[Stored entries]

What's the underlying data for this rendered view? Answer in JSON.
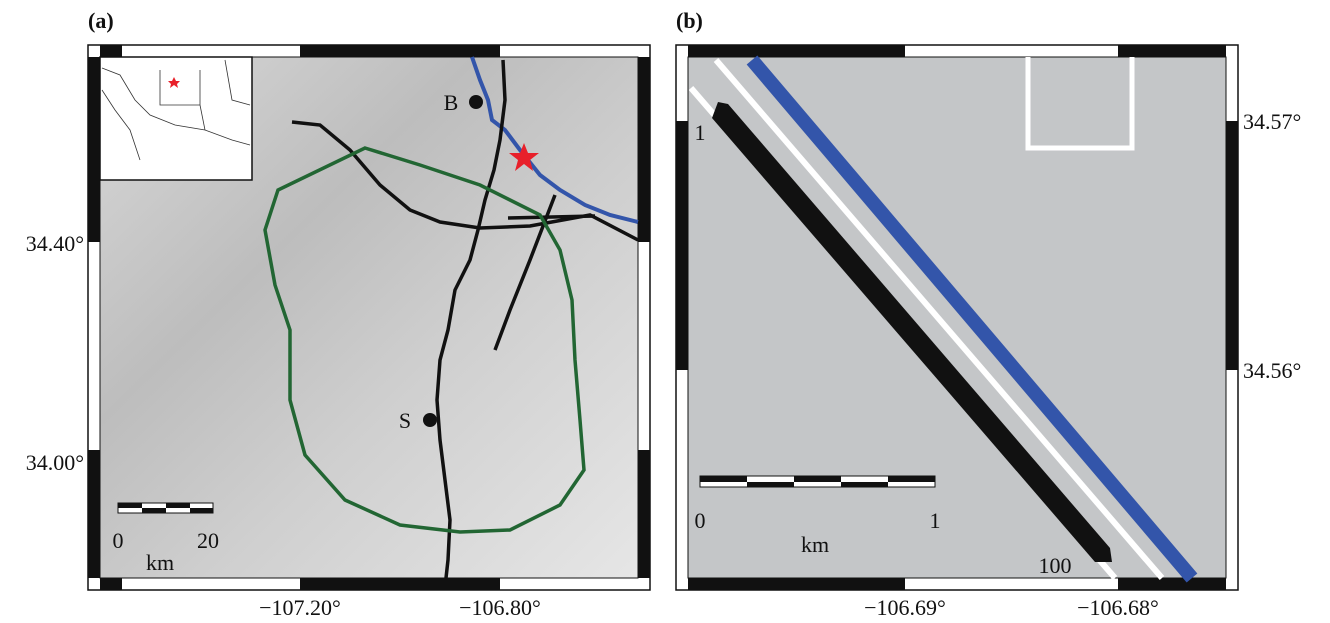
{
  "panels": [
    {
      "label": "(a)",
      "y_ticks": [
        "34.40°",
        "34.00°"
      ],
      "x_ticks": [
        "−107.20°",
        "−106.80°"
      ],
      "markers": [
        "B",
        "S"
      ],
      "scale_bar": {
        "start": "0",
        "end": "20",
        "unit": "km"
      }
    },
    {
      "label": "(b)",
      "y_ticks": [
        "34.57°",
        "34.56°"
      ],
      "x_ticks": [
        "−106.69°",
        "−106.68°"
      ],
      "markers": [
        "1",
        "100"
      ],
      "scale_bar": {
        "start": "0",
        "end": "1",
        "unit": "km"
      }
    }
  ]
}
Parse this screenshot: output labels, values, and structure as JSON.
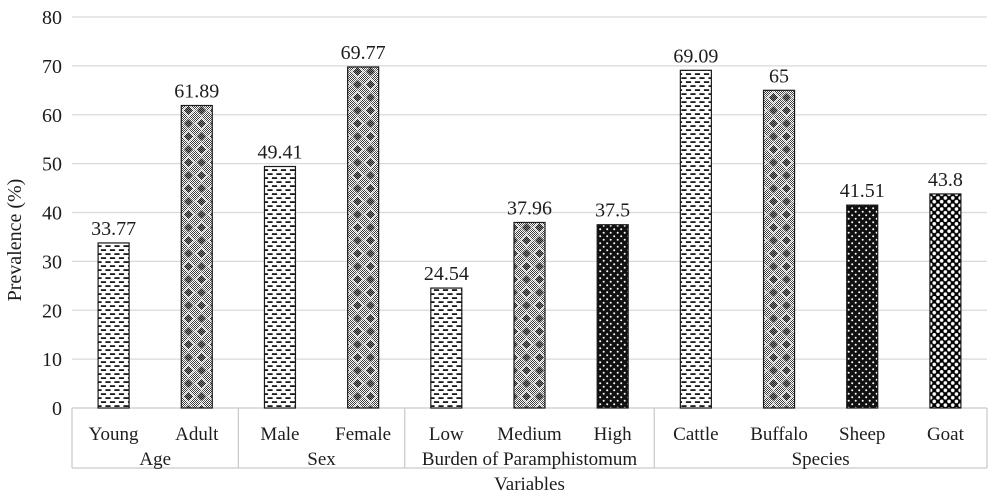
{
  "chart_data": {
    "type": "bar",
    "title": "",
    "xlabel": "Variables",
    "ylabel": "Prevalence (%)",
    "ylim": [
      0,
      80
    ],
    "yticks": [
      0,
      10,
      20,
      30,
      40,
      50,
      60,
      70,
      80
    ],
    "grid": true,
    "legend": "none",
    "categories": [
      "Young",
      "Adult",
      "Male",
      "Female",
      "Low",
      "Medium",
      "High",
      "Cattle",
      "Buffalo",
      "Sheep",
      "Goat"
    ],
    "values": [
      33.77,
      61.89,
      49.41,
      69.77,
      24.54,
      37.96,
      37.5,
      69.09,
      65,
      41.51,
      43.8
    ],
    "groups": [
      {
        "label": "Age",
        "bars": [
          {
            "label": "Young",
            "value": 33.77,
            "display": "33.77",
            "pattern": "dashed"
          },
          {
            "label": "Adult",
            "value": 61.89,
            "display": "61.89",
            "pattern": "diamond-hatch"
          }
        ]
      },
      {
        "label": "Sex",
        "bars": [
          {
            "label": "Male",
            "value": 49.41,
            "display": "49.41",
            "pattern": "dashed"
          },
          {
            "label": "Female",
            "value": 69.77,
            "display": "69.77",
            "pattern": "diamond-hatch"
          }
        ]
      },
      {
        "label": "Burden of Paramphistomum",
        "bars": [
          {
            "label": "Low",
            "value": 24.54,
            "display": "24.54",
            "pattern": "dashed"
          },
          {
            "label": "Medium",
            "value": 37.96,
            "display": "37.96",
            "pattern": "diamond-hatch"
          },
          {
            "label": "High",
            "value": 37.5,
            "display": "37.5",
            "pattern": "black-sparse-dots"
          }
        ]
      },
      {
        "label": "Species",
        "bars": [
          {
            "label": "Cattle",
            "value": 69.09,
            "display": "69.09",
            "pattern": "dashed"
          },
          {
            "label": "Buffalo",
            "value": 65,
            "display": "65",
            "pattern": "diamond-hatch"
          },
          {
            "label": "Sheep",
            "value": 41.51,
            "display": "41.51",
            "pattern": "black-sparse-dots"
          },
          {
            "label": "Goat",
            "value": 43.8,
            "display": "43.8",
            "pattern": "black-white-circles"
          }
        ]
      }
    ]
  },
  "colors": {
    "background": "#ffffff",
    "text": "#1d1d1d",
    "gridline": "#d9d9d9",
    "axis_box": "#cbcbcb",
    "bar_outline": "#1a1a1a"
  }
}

▸ Your goal:
Keep every word of the data as it is when you write it out, but drop the pictures.

▸ Response to the exercise:
What's the underlying data for this rendered view? Answer in JSON.
{
  "panels": [
    {
      "label": "(a)",
      "y_ticks": [
        "34.40°",
        "34.00°"
      ],
      "x_ticks": [
        "−107.20°",
        "−106.80°"
      ],
      "markers": [
        "B",
        "S"
      ],
      "scale_bar": {
        "start": "0",
        "end": "20",
        "unit": "km"
      }
    },
    {
      "label": "(b)",
      "y_ticks": [
        "34.57°",
        "34.56°"
      ],
      "x_ticks": [
        "−106.69°",
        "−106.68°"
      ],
      "markers": [
        "1",
        "100"
      ],
      "scale_bar": {
        "start": "0",
        "end": "1",
        "unit": "km"
      }
    }
  ]
}
Parse this screenshot: output labels, values, and structure as JSON.
{
  "chart_data": {
    "type": "bar",
    "title": "",
    "xlabel": "Variables",
    "ylabel": "Prevalence (%)",
    "ylim": [
      0,
      80
    ],
    "yticks": [
      0,
      10,
      20,
      30,
      40,
      50,
      60,
      70,
      80
    ],
    "grid": true,
    "legend": "none",
    "categories": [
      "Young",
      "Adult",
      "Male",
      "Female",
      "Low",
      "Medium",
      "High",
      "Cattle",
      "Buffalo",
      "Sheep",
      "Goat"
    ],
    "values": [
      33.77,
      61.89,
      49.41,
      69.77,
      24.54,
      37.96,
      37.5,
      69.09,
      65,
      41.51,
      43.8
    ],
    "groups": [
      {
        "label": "Age",
        "bars": [
          {
            "label": "Young",
            "value": 33.77,
            "display": "33.77",
            "pattern": "dashed"
          },
          {
            "label": "Adult",
            "value": 61.89,
            "display": "61.89",
            "pattern": "diamond-hatch"
          }
        ]
      },
      {
        "label": "Sex",
        "bars": [
          {
            "label": "Male",
            "value": 49.41,
            "display": "49.41",
            "pattern": "dashed"
          },
          {
            "label": "Female",
            "value": 69.77,
            "display": "69.77",
            "pattern": "diamond-hatch"
          }
        ]
      },
      {
        "label": "Burden of Paramphistomum",
        "bars": [
          {
            "label": "Low",
            "value": 24.54,
            "display": "24.54",
            "pattern": "dashed"
          },
          {
            "label": "Medium",
            "value": 37.96,
            "display": "37.96",
            "pattern": "diamond-hatch"
          },
          {
            "label": "High",
            "value": 37.5,
            "display": "37.5",
            "pattern": "black-sparse-dots"
          }
        ]
      },
      {
        "label": "Species",
        "bars": [
          {
            "label": "Cattle",
            "value": 69.09,
            "display": "69.09",
            "pattern": "dashed"
          },
          {
            "label": "Buffalo",
            "value": 65,
            "display": "65",
            "pattern": "diamond-hatch"
          },
          {
            "label": "Sheep",
            "value": 41.51,
            "display": "41.51",
            "pattern": "black-sparse-dots"
          },
          {
            "label": "Goat",
            "value": 43.8,
            "display": "43.8",
            "pattern": "black-white-circles"
          }
        ]
      }
    ]
  },
  "colors": {
    "background": "#ffffff",
    "text": "#1d1d1d",
    "gridline": "#d9d9d9",
    "axis_box": "#cbcbcb",
    "bar_outline": "#1a1a1a"
  }
}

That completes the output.